Your objective: Output, word for word, the portion of the citation indexing passage that begins at the words "This points up" and stops after the words "the interesting items.".

Text passage:
_ _ _ _ _ _ _

The author's file consists almost entirely of papers from five journals— Nuclear Physics, 
Physical Review, Phys. Rev. Letters, Physics Letters, and Soviet Physics— JETP. At the time of 
this study there were 235 such papers. In addition there were 25 papers scattered among other 
journals, and 12 non-journal items. Of the 235, only 69 were from 1963 or later, the others were 
thus too old to be retrieved from the TIP library. Our plan was to see how completely these 69 
papers could be retrieved by a few steps of citation indexing. Table 3 shows the results of the 
search. To save time, only those volumes of the five journals were searched in the TIP library 
which contained articles on author B's list. These volumes contained a total of 5,845 papers, of 
which 1,074 were "retrieved" by the criterion that they share at least one reference with one of 
41 papers citing author B. Most of these 1,074 were not relevant to photonuclear reactions; but 
included among them were 57 which were relevant, as evidenced by the fact that they were listed 
in author B's bibliographic file. Thus 57 out of 69 possible papers were retrieved in one step of 
bibliographic coupling, starting from a base of 41 papers which undoubtedly were not an optimal 
base. 

Having thus learned that bibliographic coupling with these 41 papers was sufficient to retrieve 
most papers of interest, we applied the same search to a number of other journals in the TIP 
library; journals which author B was not likely to consult because they do not emphasize nuclear 
physics. The results are shown in table 3b. Of the less than 5,000 papers in these journals, 259 
satisfied the search criterion. Again most of them were not relevant, but author B found three 
papers among them which were of interest, and which had not previously come to his attention. 
This points up one of the more promising applications of citation indexing: to search "low-yield 
journals" which are not likely to contain many items if interest, which an author would therefore 
not normally look at, and select from them a manageable list of papers which still contains most 
of the interesting items.

_ _ _ _ _ _ _

Material provided:
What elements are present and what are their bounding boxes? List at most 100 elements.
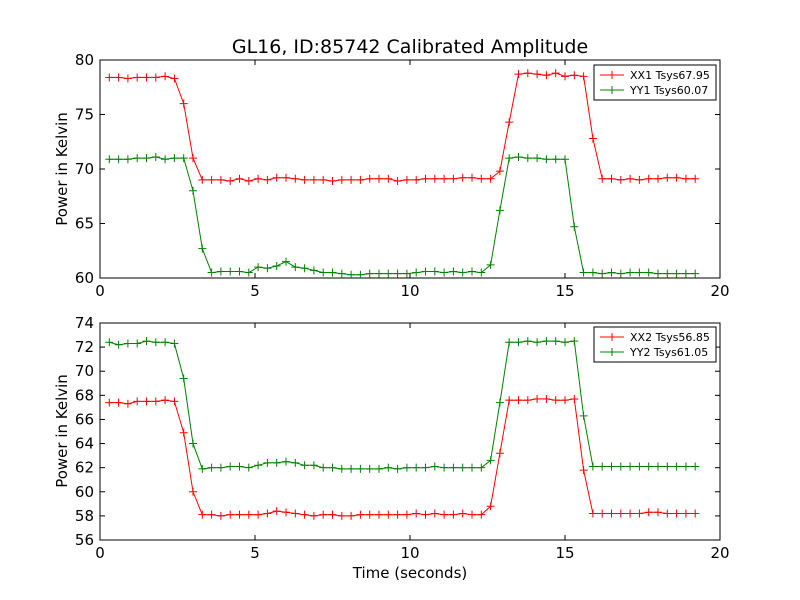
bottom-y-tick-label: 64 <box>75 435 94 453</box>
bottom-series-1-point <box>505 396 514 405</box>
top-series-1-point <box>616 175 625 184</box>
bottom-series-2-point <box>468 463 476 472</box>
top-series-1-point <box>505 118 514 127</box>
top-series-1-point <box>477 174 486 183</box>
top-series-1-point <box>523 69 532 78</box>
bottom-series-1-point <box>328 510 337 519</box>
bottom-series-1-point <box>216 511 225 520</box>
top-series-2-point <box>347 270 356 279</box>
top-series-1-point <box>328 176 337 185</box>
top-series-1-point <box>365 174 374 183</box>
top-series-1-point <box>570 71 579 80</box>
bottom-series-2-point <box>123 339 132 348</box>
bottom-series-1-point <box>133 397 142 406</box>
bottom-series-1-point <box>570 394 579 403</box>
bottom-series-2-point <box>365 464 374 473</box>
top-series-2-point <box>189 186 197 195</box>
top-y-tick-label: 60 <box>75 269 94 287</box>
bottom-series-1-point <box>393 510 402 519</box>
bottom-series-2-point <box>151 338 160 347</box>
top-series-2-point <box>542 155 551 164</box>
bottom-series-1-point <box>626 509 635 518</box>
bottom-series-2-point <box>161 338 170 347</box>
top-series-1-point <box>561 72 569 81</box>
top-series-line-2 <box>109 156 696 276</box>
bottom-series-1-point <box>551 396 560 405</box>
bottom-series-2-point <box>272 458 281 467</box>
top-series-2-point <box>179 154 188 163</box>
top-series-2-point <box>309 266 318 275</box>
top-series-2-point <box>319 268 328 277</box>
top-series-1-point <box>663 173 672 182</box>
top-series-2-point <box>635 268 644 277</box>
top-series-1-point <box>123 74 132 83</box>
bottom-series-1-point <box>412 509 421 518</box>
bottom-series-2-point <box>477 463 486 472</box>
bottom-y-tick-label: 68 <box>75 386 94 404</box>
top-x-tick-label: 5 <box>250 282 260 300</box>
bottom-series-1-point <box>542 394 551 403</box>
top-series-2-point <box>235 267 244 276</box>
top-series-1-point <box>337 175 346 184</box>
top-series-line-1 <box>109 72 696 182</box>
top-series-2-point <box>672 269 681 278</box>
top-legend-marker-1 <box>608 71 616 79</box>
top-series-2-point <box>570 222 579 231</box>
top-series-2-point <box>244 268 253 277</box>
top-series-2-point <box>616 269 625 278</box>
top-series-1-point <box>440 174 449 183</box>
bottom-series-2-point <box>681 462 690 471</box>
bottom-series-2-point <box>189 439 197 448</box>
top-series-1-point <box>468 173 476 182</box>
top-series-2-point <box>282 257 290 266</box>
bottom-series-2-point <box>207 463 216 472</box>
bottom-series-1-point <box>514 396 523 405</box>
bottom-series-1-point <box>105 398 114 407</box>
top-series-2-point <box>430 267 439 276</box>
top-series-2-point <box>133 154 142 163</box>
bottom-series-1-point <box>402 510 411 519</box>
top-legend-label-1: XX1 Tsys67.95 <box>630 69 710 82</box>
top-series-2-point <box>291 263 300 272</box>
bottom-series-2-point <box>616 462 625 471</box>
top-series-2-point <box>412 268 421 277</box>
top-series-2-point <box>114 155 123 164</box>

_ _ _ _ _ _ _

Reply to the task:
This points up one of the more promising applications of citation indexing: to search "low-yield 
journals" which are not likely to contain many items if interest, which an author would therefore 
not normally look at, and select from them a manageable list of papers which still contains most 
of the interesting items.